--- Begin Available data ---
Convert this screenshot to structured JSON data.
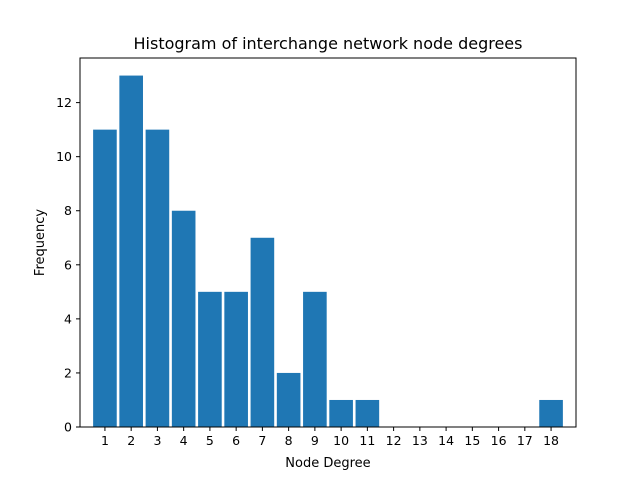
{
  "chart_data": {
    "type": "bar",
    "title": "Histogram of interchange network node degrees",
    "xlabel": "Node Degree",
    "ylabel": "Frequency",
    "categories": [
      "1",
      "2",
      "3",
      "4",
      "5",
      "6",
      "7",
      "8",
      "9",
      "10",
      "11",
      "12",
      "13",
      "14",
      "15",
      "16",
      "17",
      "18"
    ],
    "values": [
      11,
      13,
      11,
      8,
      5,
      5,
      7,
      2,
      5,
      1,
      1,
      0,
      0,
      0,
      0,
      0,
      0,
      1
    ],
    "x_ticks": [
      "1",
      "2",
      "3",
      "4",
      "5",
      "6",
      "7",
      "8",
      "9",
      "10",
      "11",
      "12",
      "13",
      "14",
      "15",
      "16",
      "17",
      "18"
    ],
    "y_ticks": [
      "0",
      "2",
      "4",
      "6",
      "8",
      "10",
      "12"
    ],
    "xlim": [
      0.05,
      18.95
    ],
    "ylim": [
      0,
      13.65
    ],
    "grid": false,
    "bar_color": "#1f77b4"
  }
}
--- End Available data ---
--- Begin Available data ---
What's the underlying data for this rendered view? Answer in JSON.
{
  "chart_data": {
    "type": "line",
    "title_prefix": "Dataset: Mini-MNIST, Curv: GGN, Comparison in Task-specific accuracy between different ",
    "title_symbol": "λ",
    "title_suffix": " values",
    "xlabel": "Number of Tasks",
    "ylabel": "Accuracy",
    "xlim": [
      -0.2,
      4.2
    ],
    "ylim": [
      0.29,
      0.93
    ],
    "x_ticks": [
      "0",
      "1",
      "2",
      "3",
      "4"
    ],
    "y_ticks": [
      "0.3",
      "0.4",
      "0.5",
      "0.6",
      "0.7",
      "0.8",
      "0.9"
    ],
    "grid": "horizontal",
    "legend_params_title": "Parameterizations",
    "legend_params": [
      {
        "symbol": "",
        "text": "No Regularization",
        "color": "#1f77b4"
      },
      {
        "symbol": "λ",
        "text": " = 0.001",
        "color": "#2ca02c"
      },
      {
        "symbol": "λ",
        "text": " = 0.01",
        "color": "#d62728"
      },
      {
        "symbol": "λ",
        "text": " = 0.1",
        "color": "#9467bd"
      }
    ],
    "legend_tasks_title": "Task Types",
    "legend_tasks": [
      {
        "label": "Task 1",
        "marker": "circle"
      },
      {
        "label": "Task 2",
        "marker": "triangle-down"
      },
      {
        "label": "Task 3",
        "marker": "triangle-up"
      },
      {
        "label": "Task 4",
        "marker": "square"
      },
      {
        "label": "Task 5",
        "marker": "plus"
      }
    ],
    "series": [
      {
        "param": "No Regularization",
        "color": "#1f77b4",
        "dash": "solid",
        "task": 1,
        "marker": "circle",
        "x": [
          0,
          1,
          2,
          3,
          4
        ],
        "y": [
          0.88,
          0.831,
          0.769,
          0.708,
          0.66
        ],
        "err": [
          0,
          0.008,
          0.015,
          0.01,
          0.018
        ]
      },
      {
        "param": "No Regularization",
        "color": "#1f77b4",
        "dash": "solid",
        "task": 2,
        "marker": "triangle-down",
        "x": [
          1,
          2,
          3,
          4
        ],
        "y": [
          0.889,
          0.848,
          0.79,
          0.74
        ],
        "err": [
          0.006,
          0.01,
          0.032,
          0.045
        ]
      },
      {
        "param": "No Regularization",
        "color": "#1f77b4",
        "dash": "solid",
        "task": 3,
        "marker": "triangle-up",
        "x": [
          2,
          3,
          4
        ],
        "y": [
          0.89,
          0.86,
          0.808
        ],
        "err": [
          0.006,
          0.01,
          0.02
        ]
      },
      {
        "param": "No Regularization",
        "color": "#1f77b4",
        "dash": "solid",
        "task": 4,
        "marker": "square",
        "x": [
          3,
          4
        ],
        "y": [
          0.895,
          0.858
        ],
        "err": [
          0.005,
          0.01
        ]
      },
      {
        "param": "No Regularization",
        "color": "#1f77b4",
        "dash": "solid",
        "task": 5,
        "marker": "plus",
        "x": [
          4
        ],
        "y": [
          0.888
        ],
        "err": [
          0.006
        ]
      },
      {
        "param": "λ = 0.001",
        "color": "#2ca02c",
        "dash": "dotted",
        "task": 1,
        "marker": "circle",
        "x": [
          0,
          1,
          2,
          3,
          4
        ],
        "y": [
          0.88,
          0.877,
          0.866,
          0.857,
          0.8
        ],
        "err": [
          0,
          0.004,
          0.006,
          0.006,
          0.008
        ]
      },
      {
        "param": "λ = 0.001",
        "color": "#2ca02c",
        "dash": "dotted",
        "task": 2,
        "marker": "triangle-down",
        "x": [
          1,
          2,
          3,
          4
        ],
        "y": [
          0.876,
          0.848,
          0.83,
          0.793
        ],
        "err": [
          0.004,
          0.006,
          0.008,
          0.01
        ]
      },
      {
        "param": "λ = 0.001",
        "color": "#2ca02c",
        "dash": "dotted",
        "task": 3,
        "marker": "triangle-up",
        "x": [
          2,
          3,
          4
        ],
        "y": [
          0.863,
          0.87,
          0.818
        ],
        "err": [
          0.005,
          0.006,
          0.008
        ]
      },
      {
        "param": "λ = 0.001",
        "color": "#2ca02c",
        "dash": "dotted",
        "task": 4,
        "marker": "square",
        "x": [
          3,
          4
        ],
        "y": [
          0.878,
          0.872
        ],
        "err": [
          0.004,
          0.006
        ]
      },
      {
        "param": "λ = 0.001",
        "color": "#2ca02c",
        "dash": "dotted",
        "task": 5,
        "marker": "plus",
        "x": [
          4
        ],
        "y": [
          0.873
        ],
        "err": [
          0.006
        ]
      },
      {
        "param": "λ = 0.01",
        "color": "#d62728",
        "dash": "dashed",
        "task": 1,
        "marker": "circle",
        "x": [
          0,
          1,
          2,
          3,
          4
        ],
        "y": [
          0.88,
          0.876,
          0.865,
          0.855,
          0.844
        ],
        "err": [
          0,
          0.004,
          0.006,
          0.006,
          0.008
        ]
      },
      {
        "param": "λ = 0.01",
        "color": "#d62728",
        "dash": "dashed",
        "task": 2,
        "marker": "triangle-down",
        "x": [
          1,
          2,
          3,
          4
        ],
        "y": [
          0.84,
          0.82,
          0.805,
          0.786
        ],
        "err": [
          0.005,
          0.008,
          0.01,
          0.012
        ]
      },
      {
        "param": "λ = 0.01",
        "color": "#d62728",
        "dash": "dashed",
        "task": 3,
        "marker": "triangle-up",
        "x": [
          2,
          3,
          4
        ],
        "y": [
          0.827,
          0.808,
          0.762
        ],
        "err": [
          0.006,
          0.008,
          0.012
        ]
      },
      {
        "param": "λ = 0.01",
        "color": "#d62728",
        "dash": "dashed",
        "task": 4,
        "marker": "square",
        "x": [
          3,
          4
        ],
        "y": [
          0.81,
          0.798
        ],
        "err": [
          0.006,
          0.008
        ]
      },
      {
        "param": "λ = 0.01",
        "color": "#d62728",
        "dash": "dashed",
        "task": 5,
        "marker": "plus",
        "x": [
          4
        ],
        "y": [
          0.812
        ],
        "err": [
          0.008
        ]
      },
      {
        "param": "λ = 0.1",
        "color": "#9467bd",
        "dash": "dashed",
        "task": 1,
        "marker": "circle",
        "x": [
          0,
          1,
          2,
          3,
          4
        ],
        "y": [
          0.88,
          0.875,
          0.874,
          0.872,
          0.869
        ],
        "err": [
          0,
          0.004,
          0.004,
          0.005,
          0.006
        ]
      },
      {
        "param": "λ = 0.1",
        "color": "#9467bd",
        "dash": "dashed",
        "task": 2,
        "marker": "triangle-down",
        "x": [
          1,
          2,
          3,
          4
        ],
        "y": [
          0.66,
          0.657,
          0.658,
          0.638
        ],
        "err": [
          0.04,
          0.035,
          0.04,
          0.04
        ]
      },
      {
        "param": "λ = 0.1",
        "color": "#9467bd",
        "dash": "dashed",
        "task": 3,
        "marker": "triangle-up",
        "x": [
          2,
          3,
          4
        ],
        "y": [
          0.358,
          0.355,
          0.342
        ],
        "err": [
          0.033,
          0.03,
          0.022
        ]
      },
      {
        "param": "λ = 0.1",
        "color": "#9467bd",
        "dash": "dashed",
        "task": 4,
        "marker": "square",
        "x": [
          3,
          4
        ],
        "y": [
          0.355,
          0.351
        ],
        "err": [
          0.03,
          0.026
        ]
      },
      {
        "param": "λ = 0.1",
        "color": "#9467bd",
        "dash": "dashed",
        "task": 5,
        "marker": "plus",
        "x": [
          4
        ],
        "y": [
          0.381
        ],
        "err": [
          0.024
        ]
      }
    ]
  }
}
--- End Available data ---
→ **Do this**
Search the listing for the word "xlabel" and return each line that holds it.

→ **Task solution**
    "xlabel": "Node Degree",
    "xlabel": "Number of Tasks",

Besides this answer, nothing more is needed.